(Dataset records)

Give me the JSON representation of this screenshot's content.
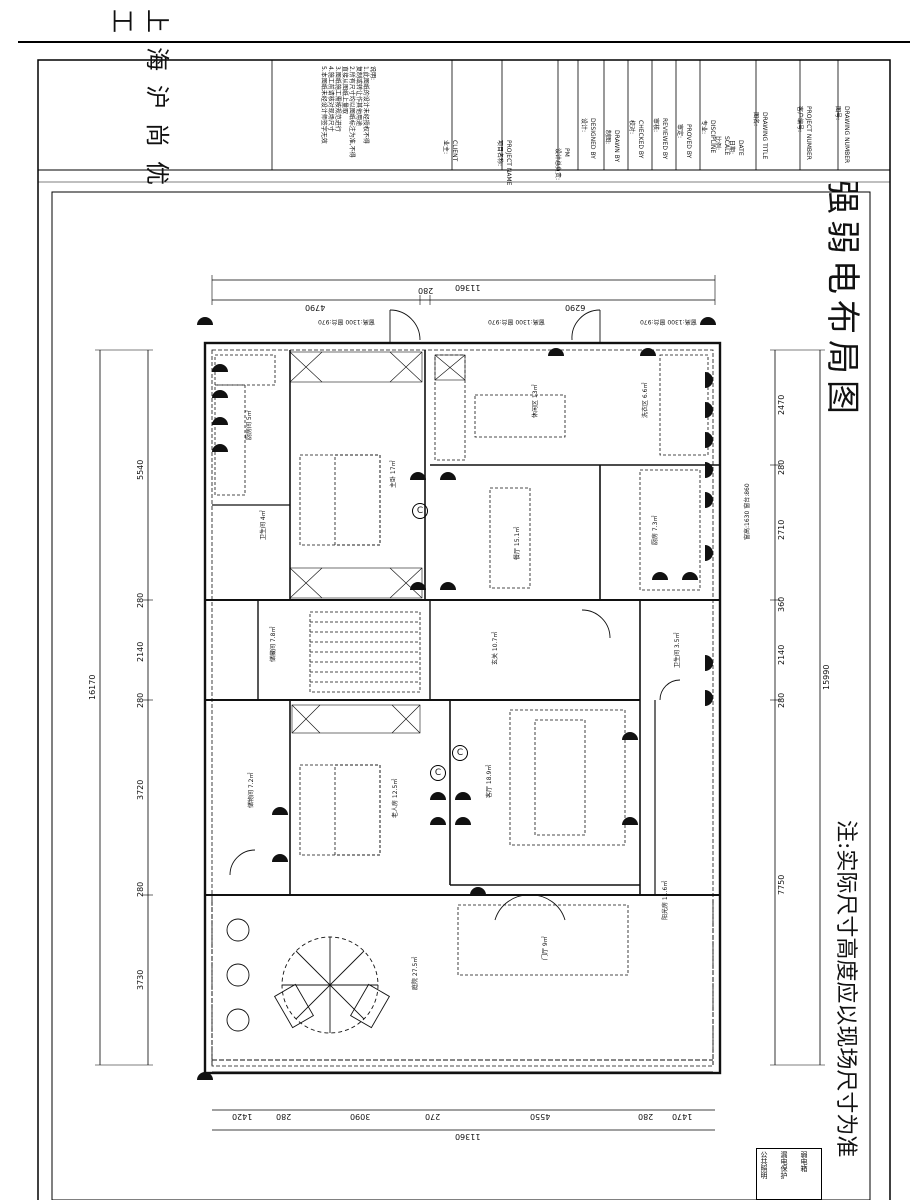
{
  "title_block": {
    "company": "上海沪尚优工",
    "notes_lines": [
      "说明:",
      "1.此图纸的设计未经授权不得",
      "复制或转让作其他用途",
      "2.所有尺寸均以图纸标注为准,不得",
      "直接从图纸上量取",
      "3.图纸施工需按规范进行",
      "4.施工前请核对现场尺寸",
      "5.本图纸未经设计师签字无效"
    ],
    "client_label": "CLIENT",
    "client_cn": "业主:",
    "project_name_label": "PROJECT NAME",
    "project_name_cn": "项目名称:",
    "pm_label": "PM",
    "pm_cn": "设计总负责:",
    "designed_label": "DESIGNED BY",
    "designed_cn": "设计:",
    "drawn_label": "DRAWN BY",
    "drawn_cn": "制图:",
    "checked_label": "CHECKED BY",
    "checked_cn": "校对:",
    "reviewed_label": "REVIEWED BY",
    "reviewed_cn": "审核:",
    "proved_label": "PROVED BY",
    "proved_cn": "审定:",
    "discipline_label": "DISCIPLINE",
    "discipline_cn": "专业:",
    "scale_label": "SCALE",
    "scale_cn": "比例:",
    "date_label": "DATE",
    "date_cn": "日期:",
    "drawing_title_label": "DRAWING TITLE",
    "drawing_title_cn": "图名:",
    "project_number_label": "PROJECT NUMBER",
    "project_number_cn": "客户编号:",
    "drawing_number_label": "DRAWING NUMBER",
    "drawing_number_cn": "图号:"
  },
  "drawing_title": "强弱电布局图",
  "footer_note": "注:实际尺寸高度应以现场尺寸为准",
  "dimensions": {
    "top_total": "11360",
    "top_segments": [
      "4790",
      "280",
      "6290"
    ],
    "bottom_total": "11360",
    "bottom_segments": [
      "1420",
      "280",
      "3090",
      "270",
      "4550",
      "280",
      "1470"
    ],
    "left_total": "16170",
    "left_segments": [
      "5540",
      "280",
      "2140",
      "280",
      "3720",
      "280",
      "3730"
    ],
    "right_total": "15990",
    "right_segments": [
      "2470",
      "280",
      "2710",
      "360",
      "2140",
      "280",
      "7750"
    ]
  },
  "rooms": [
    {
      "name": "厨房间",
      "area": "5㎡"
    },
    {
      "name": "主卧",
      "area": "17㎡"
    },
    {
      "name": "卫生间",
      "area": "4㎡"
    },
    {
      "name": "储藏间",
      "area": "7.8㎡"
    },
    {
      "name": "玄关",
      "area": "10.7㎡"
    },
    {
      "name": "餐厅",
      "area": "15.1㎡"
    },
    {
      "name": "休闲区",
      "area": "13㎡"
    },
    {
      "name": "洗衣区",
      "area": "6.6㎡"
    },
    {
      "name": "厨房",
      "area": "7.3㎡"
    },
    {
      "name": "卫生间",
      "area": "3.5㎡"
    },
    {
      "name": "老人房",
      "area": "12.5㎡"
    },
    {
      "name": "储物间",
      "area": "7.2㎡"
    },
    {
      "name": "客厅",
      "area": "18.9㎡"
    },
    {
      "name": "阳光房",
      "area": "11.6㎡"
    },
    {
      "name": "门厅",
      "area": "9㎡"
    },
    {
      "name": "庭院",
      "area": "27.5㎡"
    }
  ],
  "window_tags": [
    {
      "label": "窗高:1300",
      "sub": "窗台:970"
    },
    {
      "label": "窗高:1300",
      "sub": "窗台:970"
    },
    {
      "label": "窗高:1300",
      "sub": "窗台:970"
    },
    {
      "label": "窗高:1630",
      "sub": "窗台:860"
    }
  ],
  "tv_marks": [
    "C",
    "C",
    "C"
  ],
  "ocr_bottom": [
    "公共照明",
    "漏电保护",
    "弱电箱"
  ]
}
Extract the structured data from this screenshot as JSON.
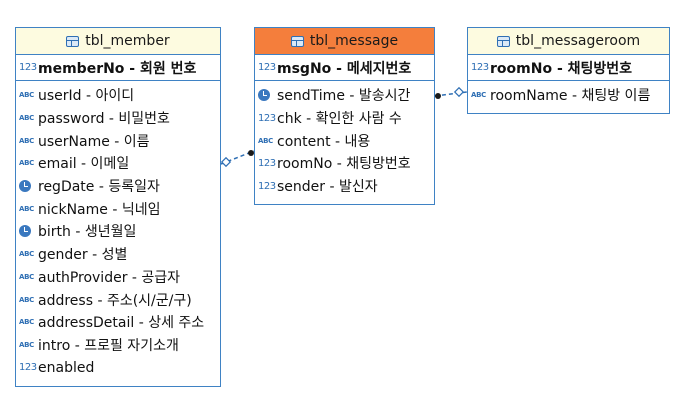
{
  "tables": {
    "member": {
      "name": "tbl_member",
      "pk": {
        "icon": "key-number-icon",
        "label": "memberNo - 회원 번호"
      },
      "columns": [
        {
          "icon": "abc",
          "label": "userId - 아이디"
        },
        {
          "icon": "abc",
          "label": "password - 비밀번호"
        },
        {
          "icon": "abc",
          "label": "userName - 이름"
        },
        {
          "icon": "abc",
          "label": "email - 이메일"
        },
        {
          "icon": "clock",
          "label": "regDate - 등록일자"
        },
        {
          "icon": "abc",
          "label": "nickName - 닉네임"
        },
        {
          "icon": "clock",
          "label": "birth - 생년월일"
        },
        {
          "icon": "abc",
          "label": "gender - 성별"
        },
        {
          "icon": "abc",
          "label": "authProvider - 공급자"
        },
        {
          "icon": "abc",
          "label": "address - 주소(시/군/구)"
        },
        {
          "icon": "abc",
          "label": "addressDetail - 상세 주소"
        },
        {
          "icon": "abc",
          "label": "intro - 프로필 자기소개"
        },
        {
          "icon": "num",
          "label": "enabled"
        }
      ]
    },
    "message": {
      "name": "tbl_message",
      "pk": {
        "icon": "key-number-icon",
        "label": "msgNo - 메세지번호"
      },
      "columns": [
        {
          "icon": "clock",
          "label": "sendTime - 발송시간"
        },
        {
          "icon": "num",
          "label": "chk - 확인한 사람 수"
        },
        {
          "icon": "abc",
          "label": "content - 내용"
        },
        {
          "icon": "fk",
          "label": "roomNo - 채팅방번호"
        },
        {
          "icon": "fk",
          "label": "sender - 발신자"
        }
      ]
    },
    "messageroom": {
      "name": "tbl_messageroom",
      "pk": {
        "icon": "key-number-icon",
        "label": "roomNo - 채팅방번호"
      },
      "columns": [
        {
          "icon": "abc",
          "label": "roomName - 채팅방 이름"
        }
      ]
    }
  },
  "icon_text": {
    "abc": "ABC",
    "num": "123",
    "key": "123"
  },
  "colors": {
    "border": "#3f82c4",
    "header_default": "#fdfbe0",
    "header_selected": "#f47e3c",
    "connector": "#2f6fb4"
  }
}
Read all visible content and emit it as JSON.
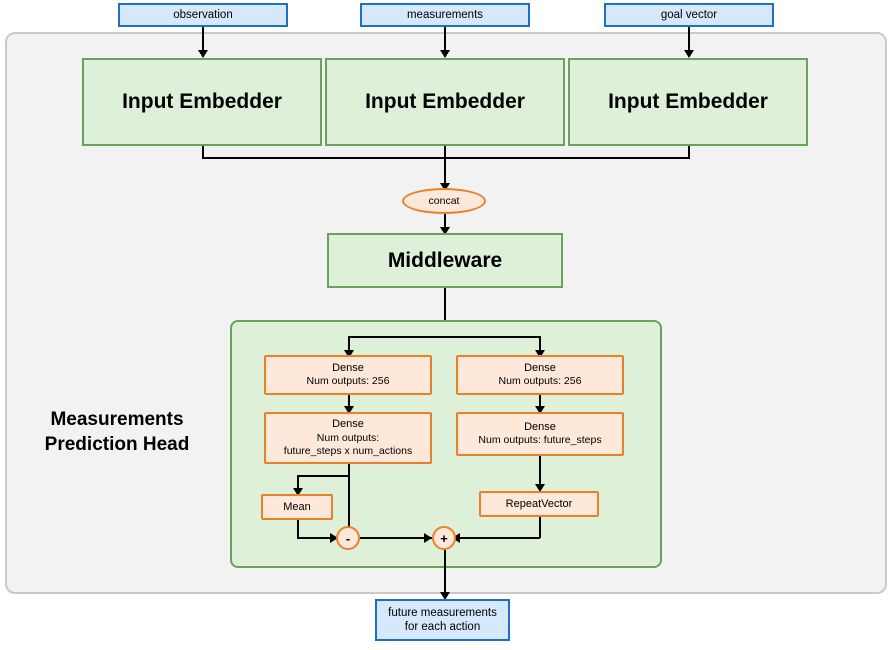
{
  "diagram": {
    "title": "Measurements Prediction Head",
    "inputs": [
      {
        "label": "observation"
      },
      {
        "label": "measurements"
      },
      {
        "label": "goal vector"
      }
    ],
    "embedders": [
      {
        "label": "Input Embedder"
      },
      {
        "label": "Input Embedder"
      },
      {
        "label": "Input Embedder"
      }
    ],
    "concat": {
      "label": "concat"
    },
    "middleware": {
      "label": "Middleware"
    },
    "head_title_line1": "Measurements",
    "head_title_line2": "Prediction Head",
    "left_branch": {
      "dense1_line1": "Dense",
      "dense1_line2": "Num outputs: 256",
      "dense2_line1": "Dense",
      "dense2_line2": "Num outputs:",
      "dense2_line3": "future_steps x num_actions",
      "mean_label": "Mean",
      "op_label": "-"
    },
    "right_branch": {
      "dense1_line1": "Dense",
      "dense1_line2": "Num outputs: 256",
      "dense2_line1": "Dense",
      "dense2_line2": "Num outputs: future_steps",
      "repeat_label": "RepeatVector"
    },
    "merge_op": {
      "label": "+"
    },
    "output": {
      "line1": "future measurements",
      "line2": "for each action"
    },
    "colors": {
      "io_fill": "#d6e8fb",
      "io_stroke": "#1f6fc4",
      "green_fill": "#dff0d8",
      "green_stroke": "#67a35a",
      "orange_fill": "#fde8d9",
      "orange_stroke": "#e8822a",
      "panel_fill": "#f2f2f2",
      "panel_stroke": "#c9c9c9"
    }
  }
}
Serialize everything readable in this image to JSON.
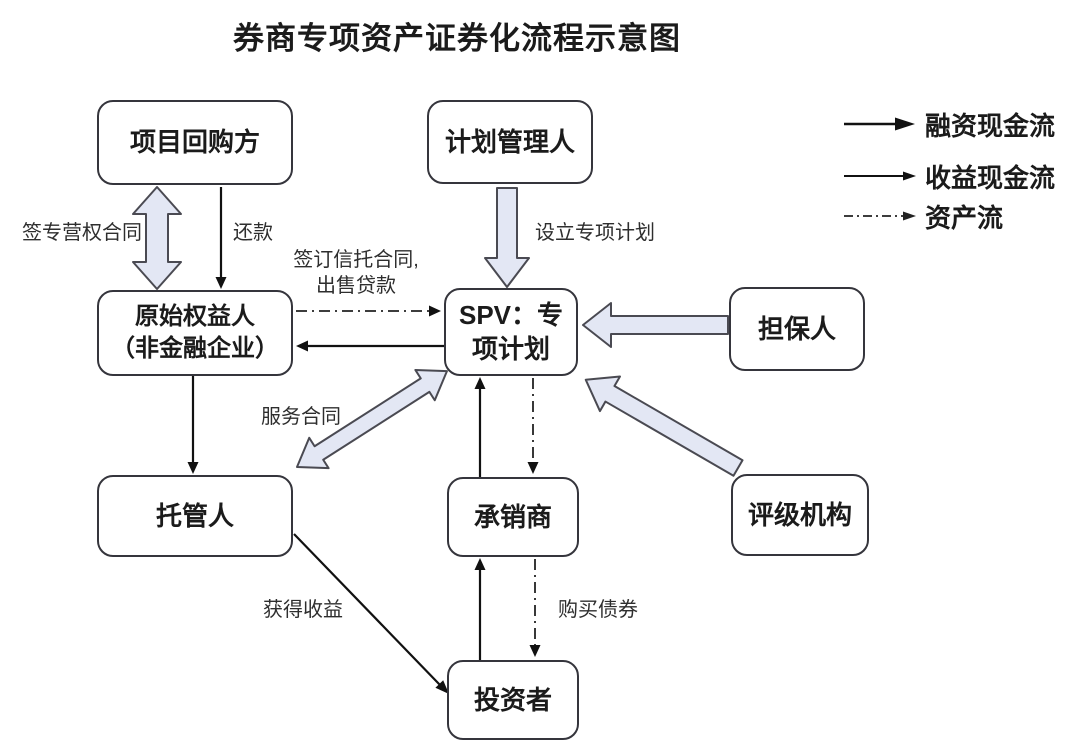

» **Job**: Repeat the entries exactly and keep the pictures out of the copy.

» **Result of this exercise**:
Give me the JSON representation of this screenshot's content.
{
  "title_block": {
    "company": "上海沪尚优工",
    "notes_lines": [
      "说明:",
      "1.此图纸的设计未经授权不得",
      "复制或转让作其他用途",
      "2.所有尺寸均以图纸标注为准,不得",
      "直接从图纸上量取",
      "3.图纸施工需按规范进行",
      "4.施工前请核对现场尺寸",
      "5.本图纸未经设计师签字无效"
    ],
    "client_label": "CLIENT",
    "client_cn": "业主:",
    "project_name_label": "PROJECT NAME",
    "project_name_cn": "项目名称:",
    "pm_label": "PM",
    "pm_cn": "设计总负责:",
    "designed_label": "DESIGNED BY",
    "designed_cn": "设计:",
    "drawn_label": "DRAWN BY",
    "drawn_cn": "制图:",
    "checked_label": "CHECKED BY",
    "checked_cn": "校对:",
    "reviewed_label": "REVIEWED BY",
    "reviewed_cn": "审核:",
    "proved_label": "PROVED BY",
    "proved_cn": "审定:",
    "discipline_label": "DISCIPLINE",
    "discipline_cn": "专业:",
    "scale_label": "SCALE",
    "scale_cn": "比例:",
    "date_label": "DATE",
    "date_cn": "日期:",
    "drawing_title_label": "DRAWING TITLE",
    "drawing_title_cn": "图名:",
    "project_number_label": "PROJECT NUMBER",
    "project_number_cn": "客户编号:",
    "drawing_number_label": "DRAWING NUMBER",
    "drawing_number_cn": "图号:"
  },
  "drawing_title": "强弱电布局图",
  "footer_note": "注:实际尺寸高度应以现场尺寸为准",
  "dimensions": {
    "top_total": "11360",
    "top_segments": [
      "4790",
      "280",
      "6290"
    ],
    "bottom_total": "11360",
    "bottom_segments": [
      "1420",
      "280",
      "3090",
      "270",
      "4550",
      "280",
      "1470"
    ],
    "left_total": "16170",
    "left_segments": [
      "5540",
      "280",
      "2140",
      "280",
      "3720",
      "280",
      "3730"
    ],
    "right_total": "15990",
    "right_segments": [
      "2470",
      "280",
      "2710",
      "360",
      "2140",
      "280",
      "7750"
    ]
  },
  "rooms": [
    {
      "name": "厨房间",
      "area": "5㎡"
    },
    {
      "name": "主卧",
      "area": "17㎡"
    },
    {
      "name": "卫生间",
      "area": "4㎡"
    },
    {
      "name": "储藏间",
      "area": "7.8㎡"
    },
    {
      "name": "玄关",
      "area": "10.7㎡"
    },
    {
      "name": "餐厅",
      "area": "15.1㎡"
    },
    {
      "name": "休闲区",
      "area": "13㎡"
    },
    {
      "name": "洗衣区",
      "area": "6.6㎡"
    },
    {
      "name": "厨房",
      "area": "7.3㎡"
    },
    {
      "name": "卫生间",
      "area": "3.5㎡"
    },
    {
      "name": "老人房",
      "area": "12.5㎡"
    },
    {
      "name": "储物间",
      "area": "7.2㎡"
    },
    {
      "name": "客厅",
      "area": "18.9㎡"
    },
    {
      "name": "阳光房",
      "area": "11.6㎡"
    },
    {
      "name": "门厅",
      "area": "9㎡"
    },
    {
      "name": "庭院",
      "area": "27.5㎡"
    }
  ],
  "window_tags": [
    {
      "label": "窗高:1300",
      "sub": "窗台:970"
    },
    {
      "label": "窗高:1300",
      "sub": "窗台:970"
    },
    {
      "label": "窗高:1300",
      "sub": "窗台:970"
    },
    {
      "label": "窗高:1630",
      "sub": "窗台:860"
    }
  ],
  "tv_marks": [
    "C",
    "C",
    "C"
  ],
  "ocr_bottom": [
    "公共照明",
    "漏电保护",
    "弱电箱"
  ]
}
Extract the structured data from this screenshot as JSON.
{
  "tables": {
    "member": {
      "name": "tbl_member",
      "pk": {
        "icon": "key-number-icon",
        "label": "memberNo - 회원 번호"
      },
      "columns": [
        {
          "icon": "abc",
          "label": "userId - 아이디"
        },
        {
          "icon": "abc",
          "label": "password - 비밀번호"
        },
        {
          "icon": "abc",
          "label": "userName - 이름"
        },
        {
          "icon": "abc",
          "label": "email - 이메일"
        },
        {
          "icon": "clock",
          "label": "regDate - 등록일자"
        },
        {
          "icon": "abc",
          "label": "nickName - 닉네임"
        },
        {
          "icon": "clock",
          "label": "birth - 생년월일"
        },
        {
          "icon": "abc",
          "label": "gender - 성별"
        },
        {
          "icon": "abc",
          "label": "authProvider - 공급자"
        },
        {
          "icon": "abc",
          "label": "address - 주소(시/군/구)"
        },
        {
          "icon": "abc",
          "label": "addressDetail - 상세 주소"
        },
        {
          "icon": "abc",
          "label": "intro - 프로필 자기소개"
        },
        {
          "icon": "num",
          "label": "enabled"
        }
      ]
    },
    "message": {
      "name": "tbl_message",
      "pk": {
        "icon": "key-number-icon",
        "label": "msgNo - 메세지번호"
      },
      "columns": [
        {
          "icon": "clock",
          "label": "sendTime - 발송시간"
        },
        {
          "icon": "num",
          "label": "chk - 확인한 사람 수"
        },
        {
          "icon": "abc",
          "label": "content - 내용"
        },
        {
          "icon": "fk",
          "label": "roomNo - 채팅방번호"
        },
        {
          "icon": "fk",
          "label": "sender - 발신자"
        }
      ]
    },
    "messageroom": {
      "name": "tbl_messageroom",
      "pk": {
        "icon": "key-number-icon",
        "label": "roomNo - 채팅방번호"
      },
      "columns": [
        {
          "icon": "abc",
          "label": "roomName - 채팅방 이름"
        }
      ]
    }
  },
  "icon_text": {
    "abc": "ABC",
    "num": "123",
    "key": "123"
  },
  "colors": {
    "border": "#3f82c4",
    "header_default": "#fdfbe0",
    "header_selected": "#f47e3c",
    "connector": "#2f6fb4"
  }
}
Read all visible content and emit it as JSON.
{
  "diagram": {
    "title": "Measurements Prediction Head",
    "inputs": [
      {
        "label": "observation"
      },
      {
        "label": "measurements"
      },
      {
        "label": "goal vector"
      }
    ],
    "embedders": [
      {
        "label": "Input Embedder"
      },
      {
        "label": "Input Embedder"
      },
      {
        "label": "Input Embedder"
      }
    ],
    "concat": {
      "label": "concat"
    },
    "middleware": {
      "label": "Middleware"
    },
    "head_title_line1": "Measurements",
    "head_title_line2": "Prediction Head",
    "left_branch": {
      "dense1_line1": "Dense",
      "dense1_line2": "Num outputs: 256",
      "dense2_line1": "Dense",
      "dense2_line2": "Num outputs:",
      "dense2_line3": "future_steps x num_actions",
      "mean_label": "Mean",
      "op_label": "-"
    },
    "right_branch": {
      "dense1_line1": "Dense",
      "dense1_line2": "Num outputs: 256",
      "dense2_line1": "Dense",
      "dense2_line2": "Num outputs: future_steps",
      "repeat_label": "RepeatVector"
    },
    "merge_op": {
      "label": "+"
    },
    "output": {
      "line1": "future measurements",
      "line2": "for each action"
    },
    "colors": {
      "io_fill": "#d6e8fb",
      "io_stroke": "#1f6fc4",
      "green_fill": "#dff0d8",
      "green_stroke": "#67a35a",
      "orange_fill": "#fde8d9",
      "orange_stroke": "#e8822a",
      "panel_fill": "#f2f2f2",
      "panel_stroke": "#c9c9c9"
    }
  }
}
Serialize everything readable in this image to JSON.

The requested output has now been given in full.